--- begin PROVIDED ENTRIES ---

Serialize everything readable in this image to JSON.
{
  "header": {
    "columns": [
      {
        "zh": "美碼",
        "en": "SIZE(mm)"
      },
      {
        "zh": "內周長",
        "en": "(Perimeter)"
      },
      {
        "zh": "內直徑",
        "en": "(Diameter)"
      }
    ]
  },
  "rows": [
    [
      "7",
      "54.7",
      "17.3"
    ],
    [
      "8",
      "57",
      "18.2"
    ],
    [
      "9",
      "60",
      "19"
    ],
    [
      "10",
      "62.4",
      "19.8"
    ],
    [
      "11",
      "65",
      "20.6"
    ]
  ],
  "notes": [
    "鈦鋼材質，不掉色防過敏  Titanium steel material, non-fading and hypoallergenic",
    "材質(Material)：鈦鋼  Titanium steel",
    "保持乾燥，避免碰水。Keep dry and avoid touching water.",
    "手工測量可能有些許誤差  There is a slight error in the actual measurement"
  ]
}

--- end PROVIDED ENTRIES ---

* DIRECTIVE: Which lines hold the word "Titanium"? Copy all of them.

* ANSWER TO THE PROBLEM:
    "鈦鋼材質，不掉色防過敏  Titanium steel material, non-fading and hypoallergenic",
    "材質(Material)：鈦鋼  Titanium steel",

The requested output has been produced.